--- START OF Records for the exercise ---

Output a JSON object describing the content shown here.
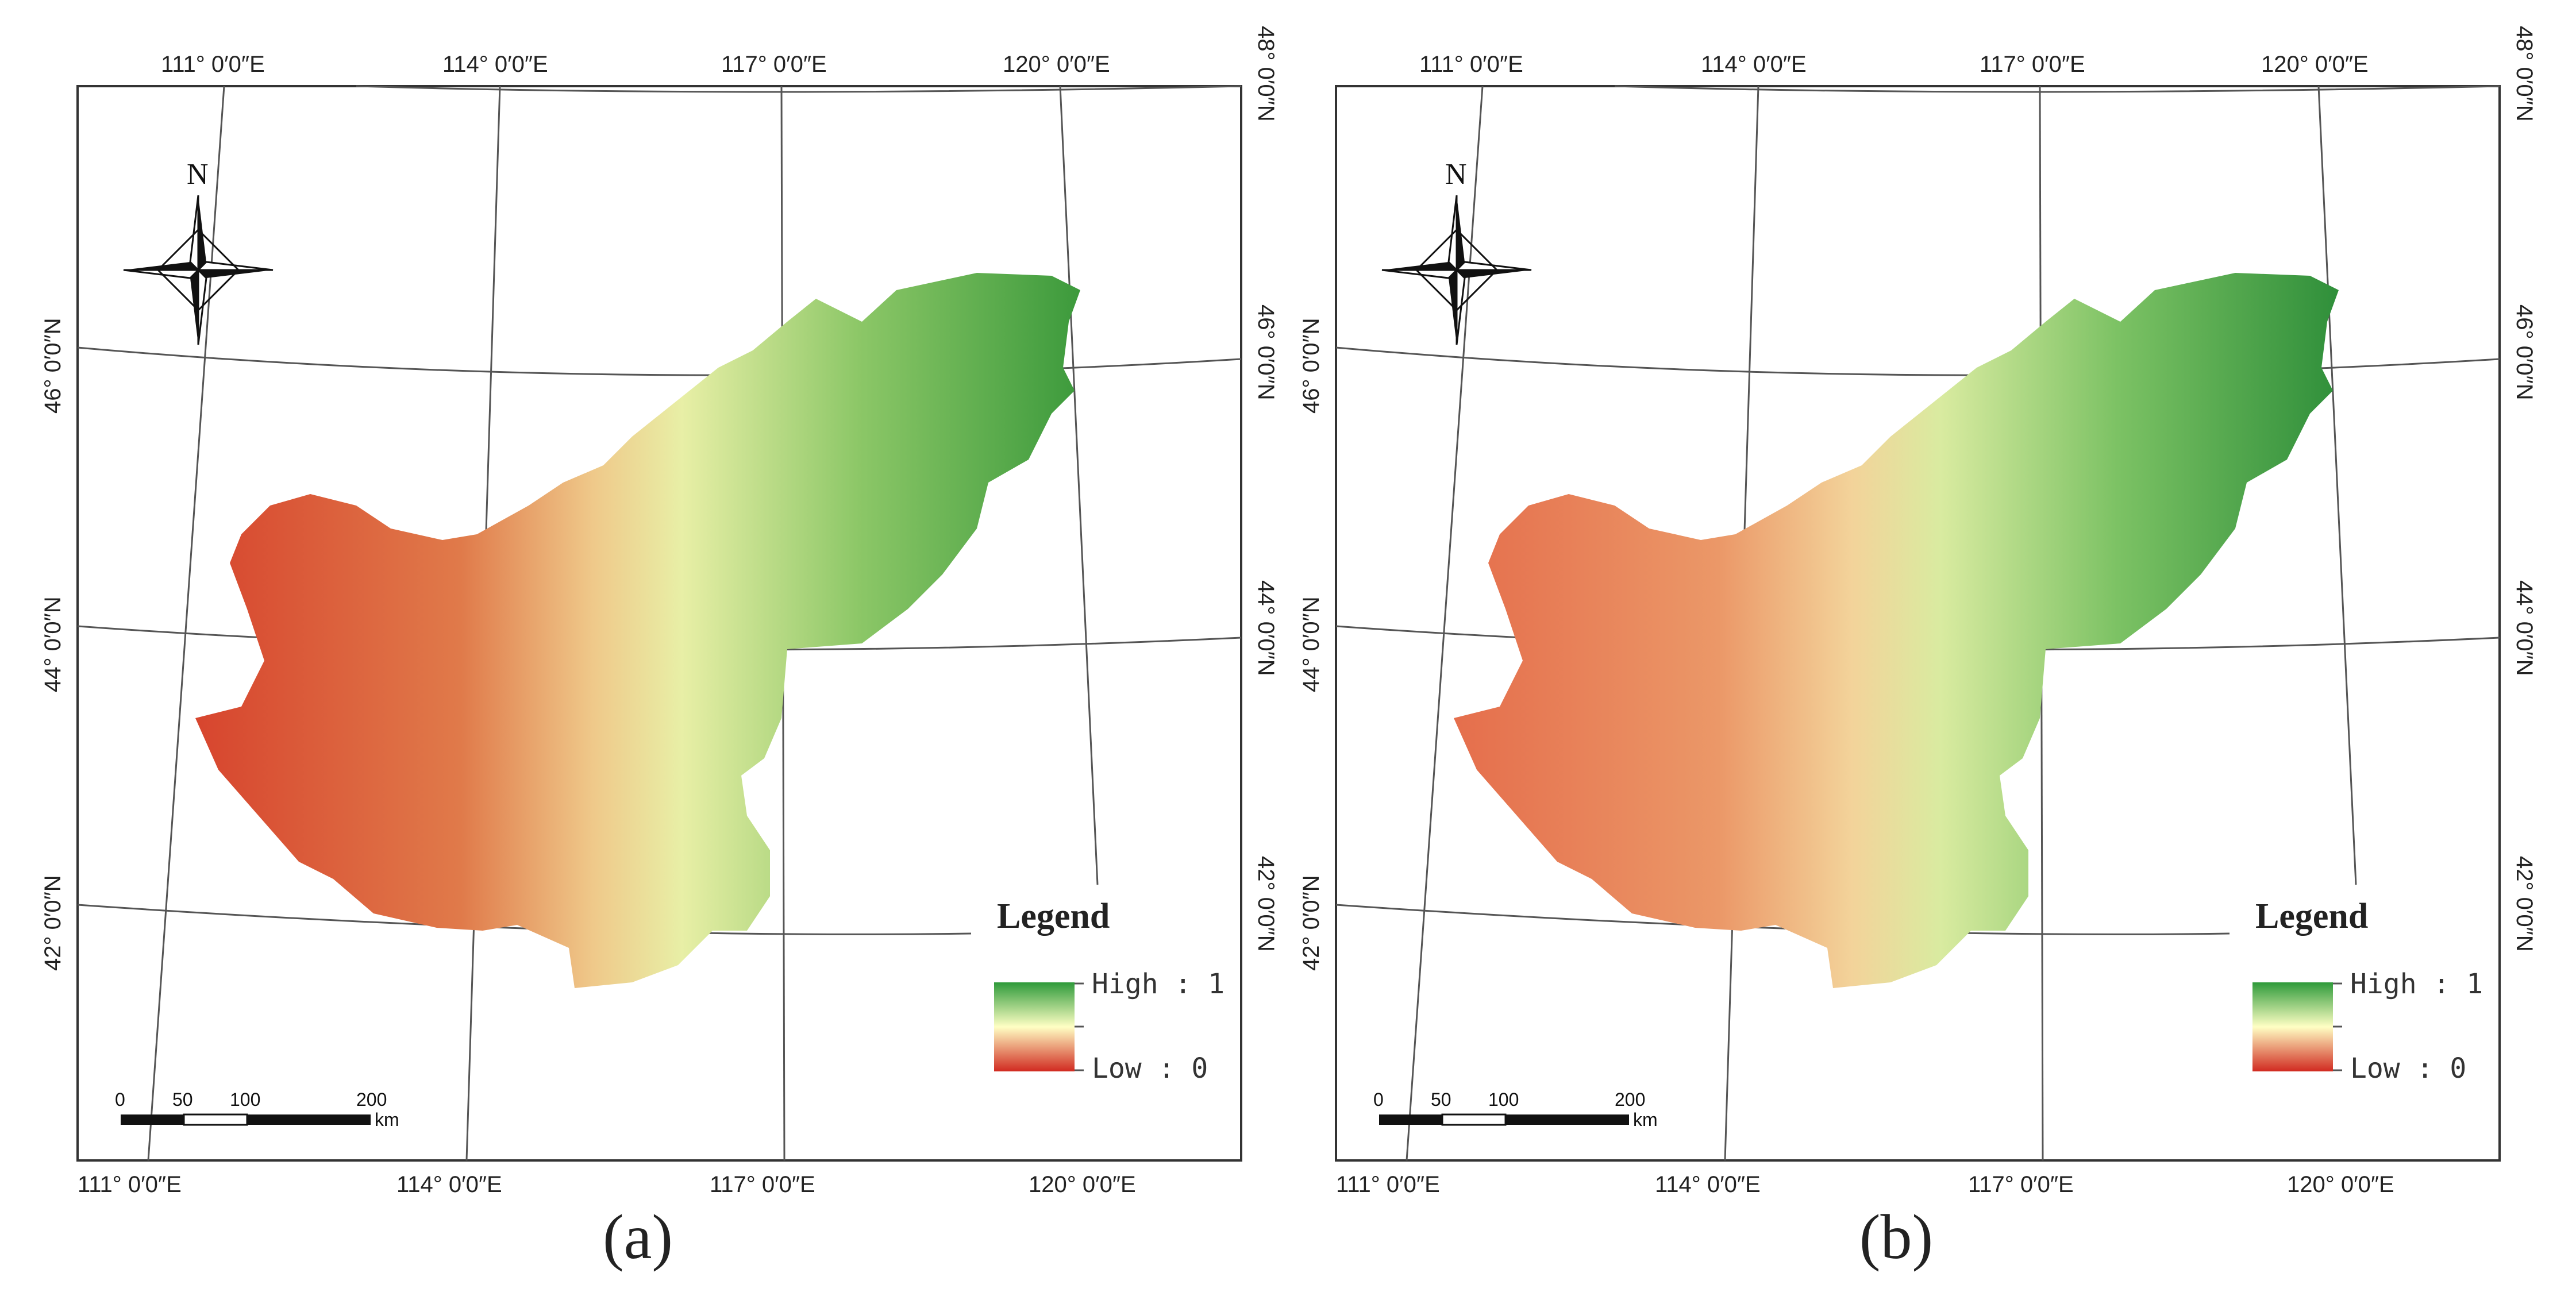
{
  "panels": [
    {
      "caption": "(a)",
      "legend": {
        "title": "Legend",
        "high": "High : 1",
        "low": "Low : 0"
      },
      "top_lon_labels": [
        "111° 0′0″E",
        "114° 0′0″E",
        "117° 0′0″E",
        "120° 0′0″E"
      ],
      "bottom_lon_labels": [
        "111° 0′0″E",
        "114° 0′0″E",
        "117° 0′0″E",
        "120° 0′0″E"
      ],
      "left_lat_labels": [
        "46° 0′0″N",
        "44° 0′0″N",
        "42° 0′0″N"
      ],
      "right_lat_labels": [
        "48° 0′0″N",
        "46° 0′0″N",
        "44° 0′0″N",
        "42° 0′0″N"
      ],
      "north": "N",
      "scale": {
        "ticks": [
          "0",
          "50",
          "100",
          "200"
        ],
        "unit": "km"
      }
    },
    {
      "caption": "(b)",
      "legend": {
        "title": "Legend",
        "high": "High : 1",
        "low": "Low : 0"
      },
      "top_lon_labels": [
        "111° 0′0″E",
        "114° 0′0″E",
        "117° 0′0″E",
        "120° 0′0″E"
      ],
      "bottom_lon_labels": [
        "111° 0′0″E",
        "114° 0′0″E",
        "117° 0′0″E",
        "120° 0′0″E"
      ],
      "left_lat_labels": [
        "46° 0′0″N",
        "44° 0′0″N",
        "42° 0′0″N"
      ],
      "right_lat_labels": [
        "48° 0′0″N",
        "46° 0′0″N",
        "44° 0′0″N",
        "42° 0′0″N"
      ],
      "north": "N",
      "scale": {
        "ticks": [
          "0",
          "50",
          "100",
          "200"
        ],
        "unit": "km"
      }
    }
  ],
  "colors": {
    "high": "#1a9641",
    "mid": "#ffffbf",
    "low": "#d7191c",
    "frame": "#333333"
  }
}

--- END OF Records for the exercise ---

**Written instruction:** Reproduce the whole listing above word for word, but not its pictures.

**Solution to the exercise:**
Output a JSON object describing the content shown here.
{
  "panels": [
    {
      "caption": "(a)",
      "legend": {
        "title": "Legend",
        "high": "High : 1",
        "low": "Low : 0"
      },
      "top_lon_labels": [
        "111° 0′0″E",
        "114° 0′0″E",
        "117° 0′0″E",
        "120° 0′0″E"
      ],
      "bottom_lon_labels": [
        "111° 0′0″E",
        "114° 0′0″E",
        "117° 0′0″E",
        "120° 0′0″E"
      ],
      "left_lat_labels": [
        "46° 0′0″N",
        "44° 0′0″N",
        "42° 0′0″N"
      ],
      "right_lat_labels": [
        "48° 0′0″N",
        "46° 0′0″N",
        "44° 0′0″N",
        "42° 0′0″N"
      ],
      "north": "N",
      "scale": {
        "ticks": [
          "0",
          "50",
          "100",
          "200"
        ],
        "unit": "km"
      }
    },
    {
      "caption": "(b)",
      "legend": {
        "title": "Legend",
        "high": "High : 1",
        "low": "Low : 0"
      },
      "top_lon_labels": [
        "111° 0′0″E",
        "114° 0′0″E",
        "117° 0′0″E",
        "120° 0′0″E"
      ],
      "bottom_lon_labels": [
        "111° 0′0″E",
        "114° 0′0″E",
        "117° 0′0″E",
        "120° 0′0″E"
      ],
      "left_lat_labels": [
        "46° 0′0″N",
        "44° 0′0″N",
        "42° 0′0″N"
      ],
      "right_lat_labels": [
        "48° 0′0″N",
        "46° 0′0″N",
        "44° 0′0″N",
        "42° 0′0″N"
      ],
      "north": "N",
      "scale": {
        "ticks": [
          "0",
          "50",
          "100",
          "200"
        ],
        "unit": "km"
      }
    }
  ],
  "colors": {
    "high": "#1a9641",
    "mid": "#ffffbf",
    "low": "#d7191c",
    "frame": "#333333"
  }
}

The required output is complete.